--- start GIVEN RECORDS ---

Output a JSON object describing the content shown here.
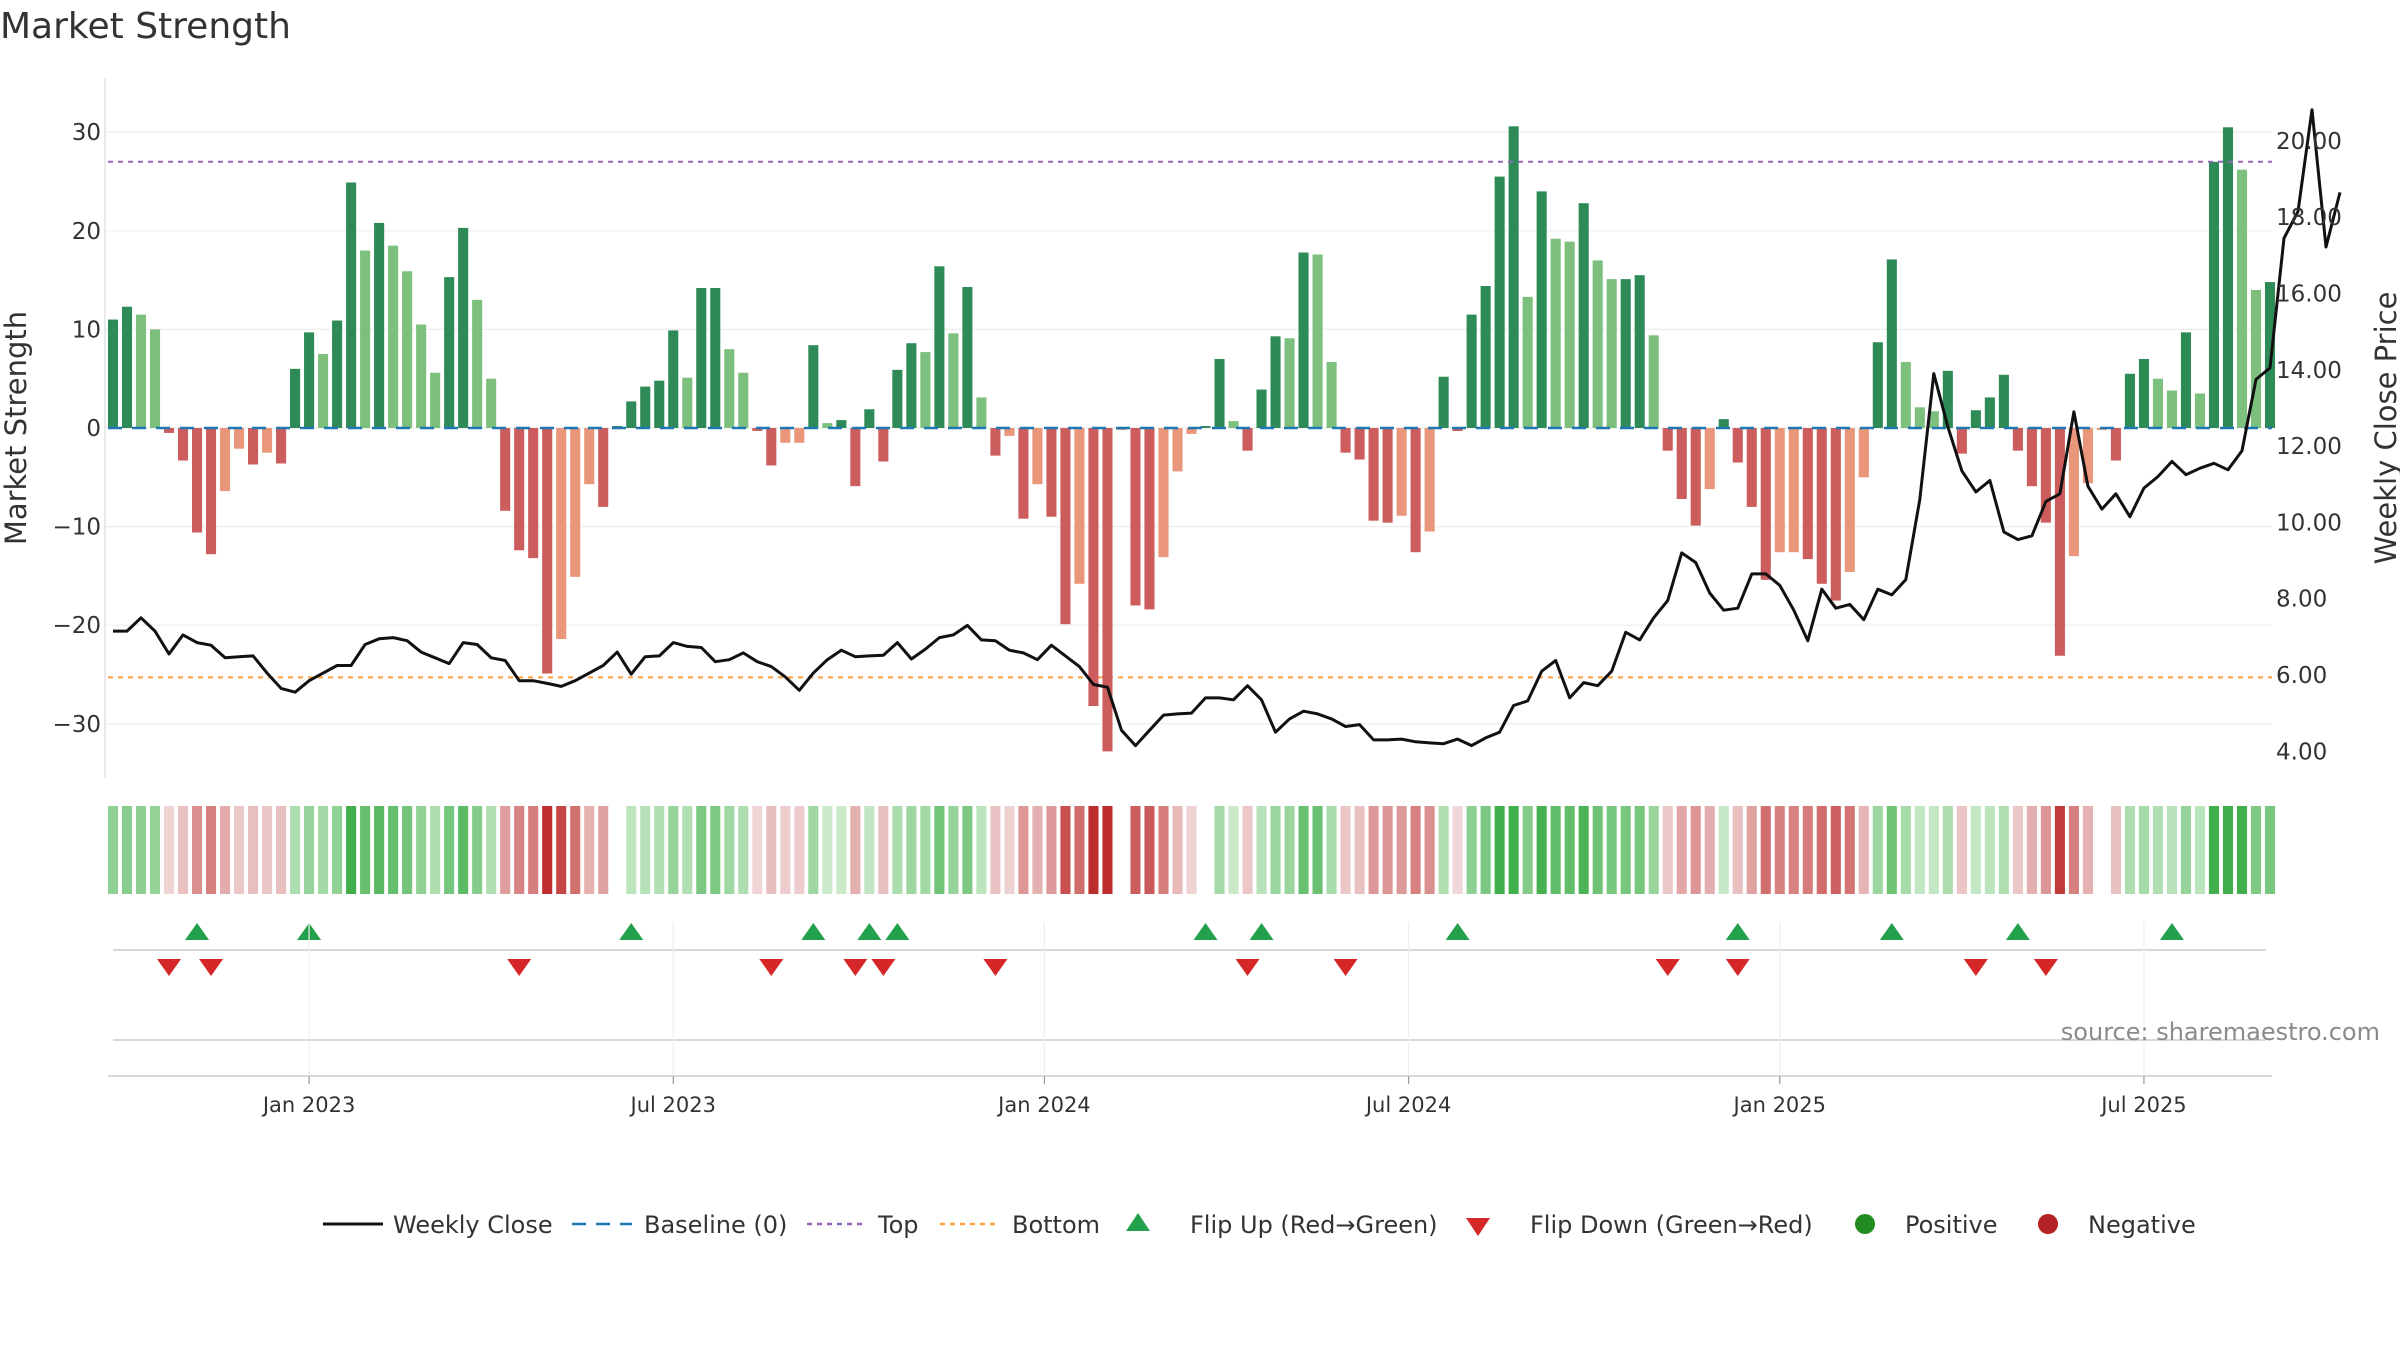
{
  "chart_data": {
    "type": "bar",
    "title": "Market Strength",
    "ylabel_left": "Market Strength",
    "ylabel_right": "Weekly Close Price",
    "source": "source: sharemaestro.com",
    "ylim_left": [
      -35.5,
      35.5
    ],
    "ylim_right": [
      3.3,
      21.65
    ],
    "left_ticks": [
      30,
      20,
      10,
      0,
      -10,
      -20,
      -30
    ],
    "left_tick_labels": [
      "30",
      "20",
      "10",
      "0",
      "−10",
      "−20",
      "−30"
    ],
    "right_ticks": [
      20,
      18,
      16,
      14,
      12,
      10,
      8,
      6,
      4
    ],
    "right_tick_labels": [
      "20.00",
      "18.00",
      "16.00",
      "14.00",
      "12.00",
      "10.00",
      "8.00",
      "6.00",
      "4.00"
    ],
    "top_line": 27,
    "bottom_line": -25.3,
    "baseline": 0,
    "date_labels": [
      {
        "label": "Jan 2023",
        "week": 14
      },
      {
        "label": "Jul 2023",
        "week": 40
      },
      {
        "label": "Jan 2024",
        "week": 66.5
      },
      {
        "label": "Jul 2024",
        "week": 92.5
      },
      {
        "label": "Jan 2025",
        "week": 119
      },
      {
        "label": "Jul 2025",
        "week": 145
      }
    ],
    "strength": [
      11,
      12.3,
      11.5,
      10,
      -0.5,
      -3.3,
      -10.6,
      -12.8,
      -6.4,
      -2.1,
      -3.7,
      -2.5,
      -3.6,
      6,
      9.7,
      7.5,
      10.9,
      24.9,
      18,
      20.8,
      18.5,
      15.9,
      10.5,
      5.6,
      15.3,
      20.3,
      13,
      5,
      -8.4,
      -12.4,
      -13.2,
      -24.9,
      -21.4,
      -15.1,
      -5.7,
      -8,
      0.2,
      2.7,
      4.2,
      4.8,
      9.9,
      5.1,
      14.2,
      14.2,
      8,
      5.6,
      -0.3,
      -3.8,
      -1.5,
      -1.5,
      8.4,
      0.5,
      0.8,
      -5.9,
      1.9,
      -3.4,
      5.9,
      8.6,
      7.7,
      16.4,
      9.6,
      14.3,
      3.1,
      -2.8,
      -0.8,
      -9.2,
      -5.7,
      -9,
      -19.9,
      -15.8,
      -28.2,
      -32.8,
      -0.2,
      -18,
      -18.4,
      -13.1,
      -4.4,
      -0.6,
      0.2,
      7,
      0.7,
      -2.3,
      3.9,
      9.3,
      9.1,
      17.8,
      17.6,
      6.7,
      -2.5,
      -3.2,
      -9.4,
      -9.6,
      -8.9,
      -12.6,
      -10.5,
      5.2,
      -0.3,
      11.5,
      14.4,
      25.5,
      30.6,
      13.3,
      24,
      19.2,
      18.9,
      22.8,
      17,
      15.1,
      15.1,
      15.5,
      9.4,
      -2.3,
      -7.2,
      -9.9,
      -6.2,
      0.9,
      -3.5,
      -8,
      -15.4,
      -12.6,
      -12.6,
      -13.3,
      -15.8,
      -17.5,
      -14.6,
      -5,
      8.7,
      17.1,
      6.7,
      2.1,
      1.7,
      5.8,
      -2.6,
      1.8,
      3.1,
      5.4,
      -2.3,
      -5.9,
      -9.6,
      -23.1,
      -13,
      -5.6,
      -0.2,
      -3.3,
      5.5,
      7,
      5,
      3.8,
      9.7,
      3.5,
      27,
      30.5,
      26.2,
      14,
      14.8
    ],
    "close": [
      7.15,
      7.15,
      7.5,
      7.15,
      6.55,
      7.05,
      6.85,
      6.78,
      6.45,
      6.48,
      6.5,
      6.05,
      5.65,
      5.55,
      5.85,
      6.05,
      6.25,
      6.25,
      6.8,
      6.95,
      6.98,
      6.9,
      6.6,
      6.45,
      6.3,
      6.85,
      6.8,
      6.45,
      6.38,
      5.85,
      5.85,
      5.78,
      5.7,
      5.85,
      6.05,
      6.25,
      6.6,
      6.02,
      6.48,
      6.5,
      6.85,
      6.75,
      6.72,
      6.35,
      6.4,
      6.58,
      6.35,
      6.22,
      5.95,
      5.6,
      6.05,
      6.4,
      6.65,
      6.48,
      6.5,
      6.52,
      6.85,
      6.42,
      6.68,
      6.98,
      7.05,
      7.3,
      6.92,
      6.9,
      6.65,
      6.58,
      6.4,
      6.78,
      6.5,
      6.22,
      5.75,
      5.68,
      4.55,
      4.15,
      4.55,
      4.95,
      4.98,
      5,
      5.4,
      5.4,
      5.35,
      5.72,
      5.35,
      4.5,
      4.85,
      5.05,
      4.98,
      4.85,
      4.65,
      4.7,
      4.3,
      4.3,
      4.32,
      4.25,
      4.22,
      4.2,
      4.32,
      4.15,
      4.35,
      4.5,
      5.2,
      5.32,
      6.1,
      6.38,
      5.4,
      5.8,
      5.72,
      6.1,
      7.12,
      6.92,
      7.5,
      7.95,
      9.2,
      8.95,
      8.15,
      7.7,
      7.75,
      8.65,
      8.65,
      8.35,
      7.7,
      6.9,
      8.25,
      7.75,
      7.85,
      7.45,
      8.25,
      8.1,
      8.5,
      10.6,
      13.9,
      12.5,
      11.35,
      10.8,
      11.1,
      9.75,
      9.55,
      9.65,
      10.55,
      10.75,
      12.9,
      10.95,
      10.35,
      10.75,
      10.15,
      10.9,
      11.2,
      11.6,
      11.25,
      11.42,
      11.55,
      11.38,
      11.88,
      13.75,
      14.05,
      17.45,
      18.15,
      20.82,
      17.22,
      18.65
    ],
    "flip_up_weeks": [
      6,
      14,
      37,
      50,
      54,
      56,
      78,
      82,
      96,
      116,
      127,
      136,
      147
    ],
    "flip_down_weeks": [
      4,
      7,
      29,
      47,
      53,
      55,
      63,
      81,
      88,
      111,
      116,
      133,
      138
    ],
    "legend": {
      "weekly_close": "Weekly Close",
      "baseline": "Baseline (0)",
      "top": "Top",
      "bottom": "Bottom",
      "flip_up": "Flip Up (Red→Green)",
      "flip_down": "Flip Down (Green→Red)",
      "positive": "Positive",
      "negative": "Negative"
    },
    "colors": {
      "green_strong": "#2e8b57",
      "green_light": "#7dbf7d",
      "red_strong": "#cd5c5c",
      "red_light": "#e9967a",
      "close_line": "#111111",
      "baseline": "#1f77b4",
      "top": "#9467bd",
      "bottom": "#ff9f40",
      "flip_up": "#22a04b",
      "flip_down": "#d62728",
      "positive": "#228b22",
      "negative": "#b22222"
    }
  }
}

--- end GIVEN RECORDS ---

Copy every entry exactly as written. Pictures are excluded.

Output a JSON object describing the content shown here.
{
  "chart_data": {
    "type": "bar",
    "title": "Market Strength",
    "ylabel_left": "Market Strength",
    "ylabel_right": "Weekly Close Price",
    "source": "source: sharemaestro.com",
    "ylim_left": [
      -35.5,
      35.5
    ],
    "ylim_right": [
      3.3,
      21.65
    ],
    "left_ticks": [
      30,
      20,
      10,
      0,
      -10,
      -20,
      -30
    ],
    "left_tick_labels": [
      "30",
      "20",
      "10",
      "0",
      "−10",
      "−20",
      "−30"
    ],
    "right_ticks": [
      20,
      18,
      16,
      14,
      12,
      10,
      8,
      6,
      4
    ],
    "right_tick_labels": [
      "20.00",
      "18.00",
      "16.00",
      "14.00",
      "12.00",
      "10.00",
      "8.00",
      "6.00",
      "4.00"
    ],
    "top_line": 27,
    "bottom_line": -25.3,
    "baseline": 0,
    "date_labels": [
      {
        "label": "Jan 2023",
        "week": 14
      },
      {
        "label": "Jul 2023",
        "week": 40
      },
      {
        "label": "Jan 2024",
        "week": 66.5
      },
      {
        "label": "Jul 2024",
        "week": 92.5
      },
      {
        "label": "Jan 2025",
        "week": 119
      },
      {
        "label": "Jul 2025",
        "week": 145
      }
    ],
    "strength": [
      11,
      12.3,
      11.5,
      10,
      -0.5,
      -3.3,
      -10.6,
      -12.8,
      -6.4,
      -2.1,
      -3.7,
      -2.5,
      -3.6,
      6,
      9.7,
      7.5,
      10.9,
      24.9,
      18,
      20.8,
      18.5,
      15.9,
      10.5,
      5.6,
      15.3,
      20.3,
      13,
      5,
      -8.4,
      -12.4,
      -13.2,
      -24.9,
      -21.4,
      -15.1,
      -5.7,
      -8,
      0.2,
      2.7,
      4.2,
      4.8,
      9.9,
      5.1,
      14.2,
      14.2,
      8,
      5.6,
      -0.3,
      -3.8,
      -1.5,
      -1.5,
      8.4,
      0.5,
      0.8,
      -5.9,
      1.9,
      -3.4,
      5.9,
      8.6,
      7.7,
      16.4,
      9.6,
      14.3,
      3.1,
      -2.8,
      -0.8,
      -9.2,
      -5.7,
      -9,
      -19.9,
      -15.8,
      -28.2,
      -32.8,
      -0.2,
      -18,
      -18.4,
      -13.1,
      -4.4,
      -0.6,
      0.2,
      7,
      0.7,
      -2.3,
      3.9,
      9.3,
      9.1,
      17.8,
      17.6,
      6.7,
      -2.5,
      -3.2,
      -9.4,
      -9.6,
      -8.9,
      -12.6,
      -10.5,
      5.2,
      -0.3,
      11.5,
      14.4,
      25.5,
      30.6,
      13.3,
      24,
      19.2,
      18.9,
      22.8,
      17,
      15.1,
      15.1,
      15.5,
      9.4,
      -2.3,
      -7.2,
      -9.9,
      -6.2,
      0.9,
      -3.5,
      -8,
      -15.4,
      -12.6,
      -12.6,
      -13.3,
      -15.8,
      -17.5,
      -14.6,
      -5,
      8.7,
      17.1,
      6.7,
      2.1,
      1.7,
      5.8,
      -2.6,
      1.8,
      3.1,
      5.4,
      -2.3,
      -5.9,
      -9.6,
      -23.1,
      -13,
      -5.6,
      -0.2,
      -3.3,
      5.5,
      7,
      5,
      3.8,
      9.7,
      3.5,
      27,
      30.5,
      26.2,
      14,
      14.8
    ],
    "close": [
      7.15,
      7.15,
      7.5,
      7.15,
      6.55,
      7.05,
      6.85,
      6.78,
      6.45,
      6.48,
      6.5,
      6.05,
      5.65,
      5.55,
      5.85,
      6.05,
      6.25,
      6.25,
      6.8,
      6.95,
      6.98,
      6.9,
      6.6,
      6.45,
      6.3,
      6.85,
      6.8,
      6.45,
      6.38,
      5.85,
      5.85,
      5.78,
      5.7,
      5.85,
      6.05,
      6.25,
      6.6,
      6.02,
      6.48,
      6.5,
      6.85,
      6.75,
      6.72,
      6.35,
      6.4,
      6.58,
      6.35,
      6.22,
      5.95,
      5.6,
      6.05,
      6.4,
      6.65,
      6.48,
      6.5,
      6.52,
      6.85,
      6.42,
      6.68,
      6.98,
      7.05,
      7.3,
      6.92,
      6.9,
      6.65,
      6.58,
      6.4,
      6.78,
      6.5,
      6.22,
      5.75,
      5.68,
      4.55,
      4.15,
      4.55,
      4.95,
      4.98,
      5,
      5.4,
      5.4,
      5.35,
      5.72,
      5.35,
      4.5,
      4.85,
      5.05,
      4.98,
      4.85,
      4.65,
      4.7,
      4.3,
      4.3,
      4.32,
      4.25,
      4.22,
      4.2,
      4.32,
      4.15,
      4.35,
      4.5,
      5.2,
      5.32,
      6.1,
      6.38,
      5.4,
      5.8,
      5.72,
      6.1,
      7.12,
      6.92,
      7.5,
      7.95,
      9.2,
      8.95,
      8.15,
      7.7,
      7.75,
      8.65,
      8.65,
      8.35,
      7.7,
      6.9,
      8.25,
      7.75,
      7.85,
      7.45,
      8.25,
      8.1,
      8.5,
      10.6,
      13.9,
      12.5,
      11.35,
      10.8,
      11.1,
      9.75,
      9.55,
      9.65,
      10.55,
      10.75,
      12.9,
      10.95,
      10.35,
      10.75,
      10.15,
      10.9,
      11.2,
      11.6,
      11.25,
      11.42,
      11.55,
      11.38,
      11.88,
      13.75,
      14.05,
      17.45,
      18.15,
      20.82,
      17.22,
      18.65
    ],
    "flip_up_weeks": [
      6,
      14,
      37,
      50,
      54,
      56,
      78,
      82,
      96,
      116,
      127,
      136,
      147
    ],
    "flip_down_weeks": [
      4,
      7,
      29,
      47,
      53,
      55,
      63,
      81,
      88,
      111,
      116,
      133,
      138
    ],
    "legend": {
      "weekly_close": "Weekly Close",
      "baseline": "Baseline (0)",
      "top": "Top",
      "bottom": "Bottom",
      "flip_up": "Flip Up (Red→Green)",
      "flip_down": "Flip Down (Green→Red)",
      "positive": "Positive",
      "negative": "Negative"
    },
    "colors": {
      "green_strong": "#2e8b57",
      "green_light": "#7dbf7d",
      "red_strong": "#cd5c5c",
      "red_light": "#e9967a",
      "close_line": "#111111",
      "baseline": "#1f77b4",
      "top": "#9467bd",
      "bottom": "#ff9f40",
      "flip_up": "#22a04b",
      "flip_down": "#d62728",
      "positive": "#228b22",
      "negative": "#b22222"
    }
  }
}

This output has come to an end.